Find each line containing the string "complete". Copy it.

(Stored entries)
#####

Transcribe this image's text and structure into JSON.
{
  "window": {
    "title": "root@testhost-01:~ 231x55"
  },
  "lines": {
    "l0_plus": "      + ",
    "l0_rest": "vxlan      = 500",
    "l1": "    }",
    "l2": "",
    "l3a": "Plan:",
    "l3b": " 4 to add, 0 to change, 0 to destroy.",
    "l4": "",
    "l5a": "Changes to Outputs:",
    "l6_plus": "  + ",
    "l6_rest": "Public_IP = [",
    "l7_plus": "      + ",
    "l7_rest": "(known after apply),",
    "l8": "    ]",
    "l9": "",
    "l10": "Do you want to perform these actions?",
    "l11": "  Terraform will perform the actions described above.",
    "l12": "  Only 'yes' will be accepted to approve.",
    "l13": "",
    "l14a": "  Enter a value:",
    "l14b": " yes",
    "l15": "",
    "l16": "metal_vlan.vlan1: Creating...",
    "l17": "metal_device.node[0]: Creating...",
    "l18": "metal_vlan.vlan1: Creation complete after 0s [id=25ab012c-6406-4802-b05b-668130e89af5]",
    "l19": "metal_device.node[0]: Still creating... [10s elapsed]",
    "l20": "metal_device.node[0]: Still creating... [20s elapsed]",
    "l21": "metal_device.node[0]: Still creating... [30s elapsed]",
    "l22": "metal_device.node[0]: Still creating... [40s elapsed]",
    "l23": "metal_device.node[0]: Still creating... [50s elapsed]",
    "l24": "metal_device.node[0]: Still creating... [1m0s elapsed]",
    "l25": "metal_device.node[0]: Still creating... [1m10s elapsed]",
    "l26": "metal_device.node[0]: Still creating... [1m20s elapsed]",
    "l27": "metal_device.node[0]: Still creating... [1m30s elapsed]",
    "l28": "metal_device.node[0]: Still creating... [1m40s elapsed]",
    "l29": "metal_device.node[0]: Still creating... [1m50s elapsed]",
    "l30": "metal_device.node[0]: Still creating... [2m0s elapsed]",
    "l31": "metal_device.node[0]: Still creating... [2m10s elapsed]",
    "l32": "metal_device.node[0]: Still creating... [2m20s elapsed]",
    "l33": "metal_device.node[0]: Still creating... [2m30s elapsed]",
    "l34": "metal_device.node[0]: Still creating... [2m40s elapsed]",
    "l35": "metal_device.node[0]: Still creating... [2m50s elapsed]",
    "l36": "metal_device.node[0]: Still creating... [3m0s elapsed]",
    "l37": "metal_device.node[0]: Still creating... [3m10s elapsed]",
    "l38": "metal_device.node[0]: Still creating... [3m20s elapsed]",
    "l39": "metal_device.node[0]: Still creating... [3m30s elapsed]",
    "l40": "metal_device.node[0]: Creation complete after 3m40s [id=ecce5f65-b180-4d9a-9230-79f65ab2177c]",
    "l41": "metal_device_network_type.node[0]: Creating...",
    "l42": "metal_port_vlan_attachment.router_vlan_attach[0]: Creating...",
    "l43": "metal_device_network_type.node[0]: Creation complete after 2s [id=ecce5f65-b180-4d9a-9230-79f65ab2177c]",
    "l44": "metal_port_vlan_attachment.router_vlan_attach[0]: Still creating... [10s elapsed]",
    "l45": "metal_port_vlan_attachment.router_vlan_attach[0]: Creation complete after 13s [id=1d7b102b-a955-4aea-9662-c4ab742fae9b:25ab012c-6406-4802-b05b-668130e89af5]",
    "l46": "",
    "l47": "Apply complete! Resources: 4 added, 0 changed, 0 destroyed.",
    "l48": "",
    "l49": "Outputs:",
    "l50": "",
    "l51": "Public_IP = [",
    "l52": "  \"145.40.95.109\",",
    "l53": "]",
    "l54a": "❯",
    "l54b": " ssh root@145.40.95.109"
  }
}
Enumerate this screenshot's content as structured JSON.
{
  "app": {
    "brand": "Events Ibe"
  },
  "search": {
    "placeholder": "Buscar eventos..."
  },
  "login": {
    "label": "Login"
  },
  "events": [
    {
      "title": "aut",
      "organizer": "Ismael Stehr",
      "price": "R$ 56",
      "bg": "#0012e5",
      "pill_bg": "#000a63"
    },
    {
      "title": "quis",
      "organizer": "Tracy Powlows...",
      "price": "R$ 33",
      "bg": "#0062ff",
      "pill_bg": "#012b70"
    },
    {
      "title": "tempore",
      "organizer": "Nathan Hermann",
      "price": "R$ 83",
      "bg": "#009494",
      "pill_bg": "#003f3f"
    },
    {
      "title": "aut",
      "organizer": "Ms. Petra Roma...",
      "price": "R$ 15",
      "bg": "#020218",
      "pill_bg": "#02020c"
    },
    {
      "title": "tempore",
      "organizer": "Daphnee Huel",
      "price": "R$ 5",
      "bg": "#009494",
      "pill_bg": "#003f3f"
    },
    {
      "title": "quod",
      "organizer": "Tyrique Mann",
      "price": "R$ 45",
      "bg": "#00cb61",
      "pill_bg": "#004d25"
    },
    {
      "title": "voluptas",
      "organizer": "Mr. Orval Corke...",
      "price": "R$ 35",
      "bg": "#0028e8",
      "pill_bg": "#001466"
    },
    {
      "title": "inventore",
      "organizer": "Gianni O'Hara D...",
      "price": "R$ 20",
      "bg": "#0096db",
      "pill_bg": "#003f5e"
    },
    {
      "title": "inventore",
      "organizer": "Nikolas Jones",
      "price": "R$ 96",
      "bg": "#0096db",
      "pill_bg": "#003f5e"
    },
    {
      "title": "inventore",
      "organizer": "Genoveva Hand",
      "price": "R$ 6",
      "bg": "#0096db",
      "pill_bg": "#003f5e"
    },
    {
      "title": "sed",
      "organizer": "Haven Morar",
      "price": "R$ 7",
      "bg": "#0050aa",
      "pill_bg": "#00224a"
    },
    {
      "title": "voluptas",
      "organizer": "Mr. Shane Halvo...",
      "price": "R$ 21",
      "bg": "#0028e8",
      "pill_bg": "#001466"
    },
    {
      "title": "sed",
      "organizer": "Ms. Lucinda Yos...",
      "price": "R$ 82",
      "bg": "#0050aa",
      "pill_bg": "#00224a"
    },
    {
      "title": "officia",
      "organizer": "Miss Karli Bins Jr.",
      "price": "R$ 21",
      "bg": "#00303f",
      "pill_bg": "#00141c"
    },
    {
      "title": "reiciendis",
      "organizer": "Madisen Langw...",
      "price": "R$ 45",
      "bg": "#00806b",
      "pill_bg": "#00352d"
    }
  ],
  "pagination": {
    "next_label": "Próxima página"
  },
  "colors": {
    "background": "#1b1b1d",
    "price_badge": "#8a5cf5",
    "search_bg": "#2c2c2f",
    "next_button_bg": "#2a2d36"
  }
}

#####

§ Answer to this problem:
    "l18": "metal_vlan.vlan1: Creation complete after 0s [id=25ab012c-6406-4802-b05b-668130e89af5]",
    "l40": "metal_device.node[0]: Creation complete after 3m40s [id=ecce5f65-b180-4d9a-9230-79f65ab2177c]",
    "l43": "metal_device_network_type.node[0]: Creation complete after 2s [id=ecce5f65-b180-4d9a-9230-79f65ab2177c]",
    "l45": "metal_port_vlan_attachment.router_vlan_attach[0]: Creation complete after 13s [id=1d7b102b-a955-4aea-9662-c4ab742fae9b:25ab012c-6406-4802-b05b-668130e89af5]",
    "l47": "Apply complete! Resources: 4 added, 0 changed, 0 destroyed.",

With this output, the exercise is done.